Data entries
-.-.-

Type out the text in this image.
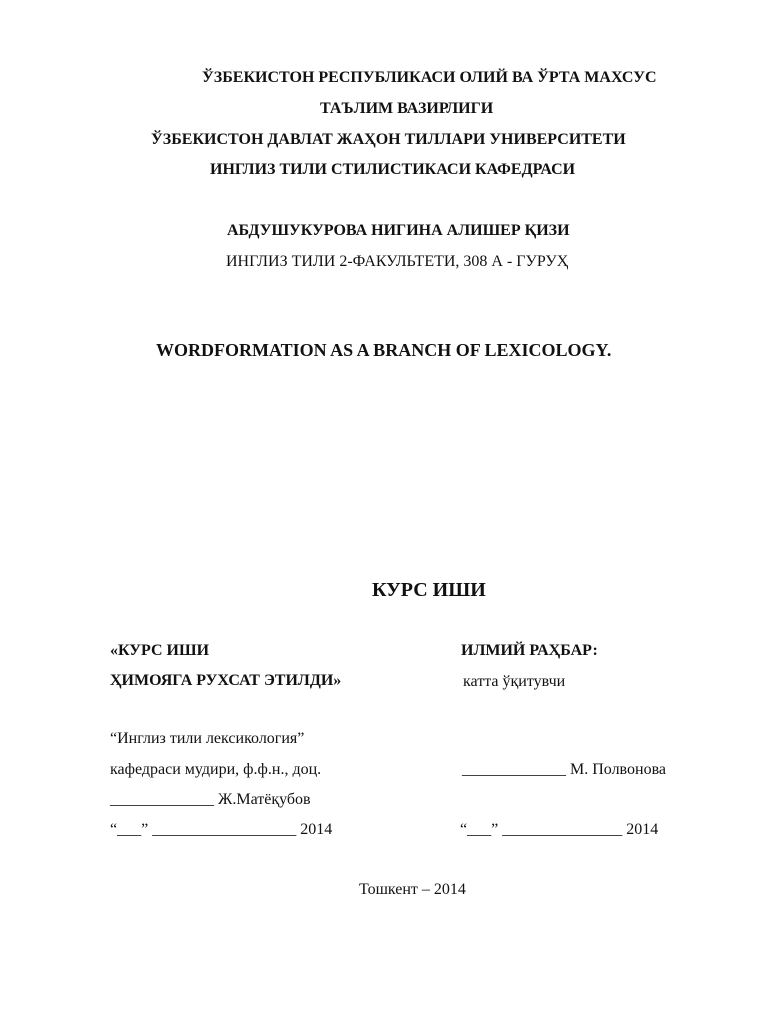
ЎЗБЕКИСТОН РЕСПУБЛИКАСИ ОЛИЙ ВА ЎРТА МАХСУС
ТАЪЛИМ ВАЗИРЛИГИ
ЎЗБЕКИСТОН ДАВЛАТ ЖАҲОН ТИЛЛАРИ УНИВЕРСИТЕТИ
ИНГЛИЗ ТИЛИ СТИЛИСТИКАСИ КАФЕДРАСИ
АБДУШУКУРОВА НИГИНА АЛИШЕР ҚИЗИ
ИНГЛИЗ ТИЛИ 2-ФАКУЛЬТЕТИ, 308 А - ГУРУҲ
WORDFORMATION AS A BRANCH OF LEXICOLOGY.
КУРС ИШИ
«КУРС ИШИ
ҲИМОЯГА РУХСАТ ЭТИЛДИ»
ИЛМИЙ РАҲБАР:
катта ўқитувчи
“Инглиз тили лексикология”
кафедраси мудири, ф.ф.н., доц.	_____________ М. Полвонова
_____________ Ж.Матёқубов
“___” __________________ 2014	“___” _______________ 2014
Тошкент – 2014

-.-.-

▸ **Aim**
Scan the records for the string "ЎЗБЕКИСТОН". Copy each line in which it appears.

▸ **The answer**
ЎЗБЕКИСТОН РЕСПУБЛИКАСИ ОЛИЙ ВА ЎРТА МАХСУС
ЎЗБЕКИСТОН ДАВЛАТ ЖАҲОН ТИЛЛАРИ УНИВЕРСИТЕТИ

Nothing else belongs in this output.